Drop all images and give the records again exactly.

>> begin DATA RECORDS

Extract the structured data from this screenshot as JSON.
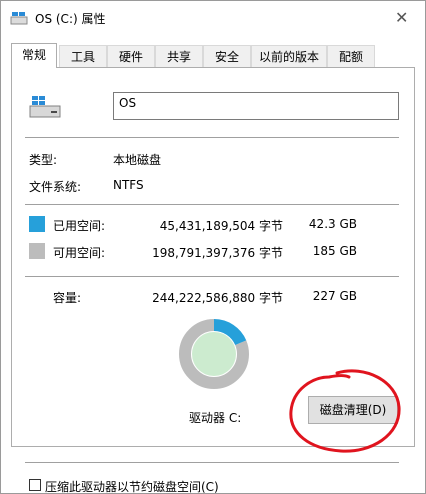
{
  "window": {
    "title": "OS (C:) 属性",
    "close_icon": "close-icon"
  },
  "tabs": [
    "常规",
    "工具",
    "硬件",
    "共享",
    "安全",
    "以前的版本",
    "配额"
  ],
  "general": {
    "name_value": "OS",
    "type_label": "类型:",
    "type_value": "本地磁盘",
    "fs_label": "文件系统:",
    "fs_value": "NTFS",
    "used_label": "已用空间:",
    "used_bytes": "45,431,189,504 字节",
    "used_gb": "42.3 GB",
    "free_label": "可用空间:",
    "free_bytes": "198,791,397,376 字节",
    "free_gb": "185 GB",
    "capacity_label": "容量:",
    "capacity_bytes": "244,222,586,880 字节",
    "capacity_gb": "227 GB",
    "drive_label": "驱动器 C:",
    "cleanup_button": "磁盘清理(D)",
    "compress_checkbox": "压缩此驱动器以节约磁盘空间(C)"
  },
  "colors": {
    "used": "#26a0da",
    "free": "#bcbcbc",
    "annotation": "#e0141e"
  },
  "chart_data": {
    "type": "pie",
    "categories": [
      "已用空间",
      "可用空间"
    ],
    "values": [
      45431189504,
      198791397376
    ]
  }
}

>> end DATA RECORDS

• **RESULT FOR THIS TASK**:
Extract the structured data from this screenshot as JSON.
{
  "window": {
    "title": "OS (C:) 属性",
    "close_icon": "close-icon"
  },
  "tabs": [
    "常规",
    "工具",
    "硬件",
    "共享",
    "安全",
    "以前的版本",
    "配额"
  ],
  "general": {
    "name_value": "OS",
    "type_label": "类型:",
    "type_value": "本地磁盘",
    "fs_label": "文件系统:",
    "fs_value": "NTFS",
    "used_label": "已用空间:",
    "used_bytes": "45,431,189,504 字节",
    "used_gb": "42.3 GB",
    "free_label": "可用空间:",
    "free_bytes": "198,791,397,376 字节",
    "free_gb": "185 GB",
    "capacity_label": "容量:",
    "capacity_bytes": "244,222,586,880 字节",
    "capacity_gb": "227 GB",
    "drive_label": "驱动器 C:",
    "cleanup_button": "磁盘清理(D)",
    "compress_checkbox": "压缩此驱动器以节约磁盘空间(C)"
  },
  "colors": {
    "used": "#26a0da",
    "free": "#bcbcbc",
    "annotation": "#e0141e"
  },
  "chart_data": {
    "type": "pie",
    "categories": [
      "已用空间",
      "可用空间"
    ],
    "values": [
      45431189504,
      198791397376
    ]
  }
}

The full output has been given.